(Data shown):
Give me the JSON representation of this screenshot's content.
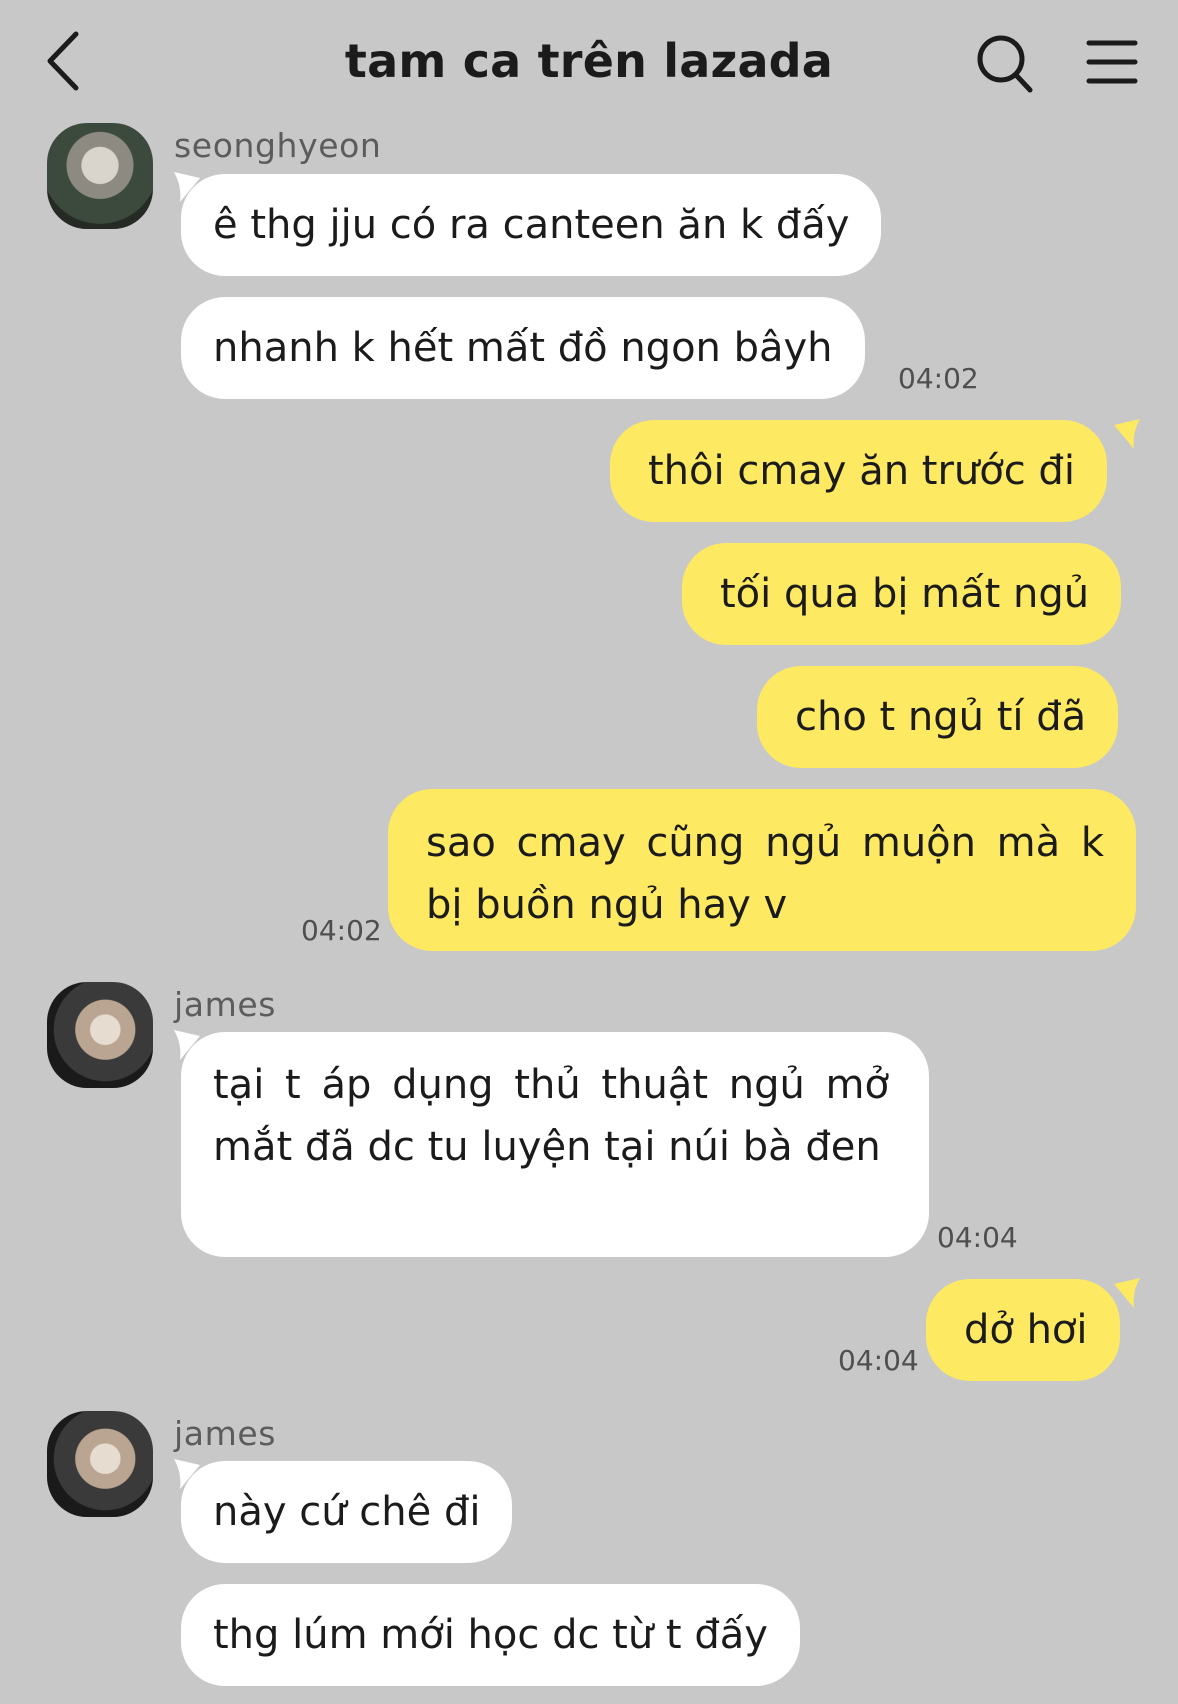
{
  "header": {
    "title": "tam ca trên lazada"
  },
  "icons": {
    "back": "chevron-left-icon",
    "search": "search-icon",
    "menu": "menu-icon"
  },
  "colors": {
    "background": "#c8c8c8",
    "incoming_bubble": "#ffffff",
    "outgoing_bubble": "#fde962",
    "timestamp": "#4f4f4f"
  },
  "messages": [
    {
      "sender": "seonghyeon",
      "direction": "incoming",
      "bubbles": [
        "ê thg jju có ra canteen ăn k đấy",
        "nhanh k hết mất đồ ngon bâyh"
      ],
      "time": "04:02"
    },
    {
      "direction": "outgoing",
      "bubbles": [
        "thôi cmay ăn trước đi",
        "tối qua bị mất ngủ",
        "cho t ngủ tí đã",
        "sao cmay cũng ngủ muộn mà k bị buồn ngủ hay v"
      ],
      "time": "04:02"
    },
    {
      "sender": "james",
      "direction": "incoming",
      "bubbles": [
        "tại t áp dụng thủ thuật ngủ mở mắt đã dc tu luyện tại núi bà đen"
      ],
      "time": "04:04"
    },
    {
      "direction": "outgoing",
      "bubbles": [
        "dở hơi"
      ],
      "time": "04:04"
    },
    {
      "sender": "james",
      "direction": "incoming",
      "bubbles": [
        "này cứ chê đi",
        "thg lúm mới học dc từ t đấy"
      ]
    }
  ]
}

(Aim of the exercise): Every record above should be written out again without change, except that the pictures are left out.

(Reply to the task):
Give me the JSON representation of this screenshot's content.
{
  "header": {
    "title": "tam ca trên lazada"
  },
  "icons": {
    "back": "chevron-left-icon",
    "search": "search-icon",
    "menu": "menu-icon"
  },
  "colors": {
    "background": "#c8c8c8",
    "incoming_bubble": "#ffffff",
    "outgoing_bubble": "#fde962",
    "timestamp": "#4f4f4f"
  },
  "messages": [
    {
      "sender": "seonghyeon",
      "direction": "incoming",
      "bubbles": [
        "ê thg jju có ra canteen ăn k đấy",
        "nhanh k hết mất đồ ngon bâyh"
      ],
      "time": "04:02"
    },
    {
      "direction": "outgoing",
      "bubbles": [
        "thôi cmay ăn trước đi",
        "tối qua bị mất ngủ",
        "cho t ngủ tí đã",
        "sao cmay cũng ngủ muộn mà k bị buồn ngủ hay v"
      ],
      "time": "04:02"
    },
    {
      "sender": "james",
      "direction": "incoming",
      "bubbles": [
        "tại t áp dụng thủ thuật ngủ mở mắt đã dc tu luyện tại núi bà đen"
      ],
      "time": "04:04"
    },
    {
      "direction": "outgoing",
      "bubbles": [
        "dở hơi"
      ],
      "time": "04:04"
    },
    {
      "sender": "james",
      "direction": "incoming",
      "bubbles": [
        "này cứ chê đi",
        "thg lúm mới học dc từ t đấy"
      ]
    }
  ]
}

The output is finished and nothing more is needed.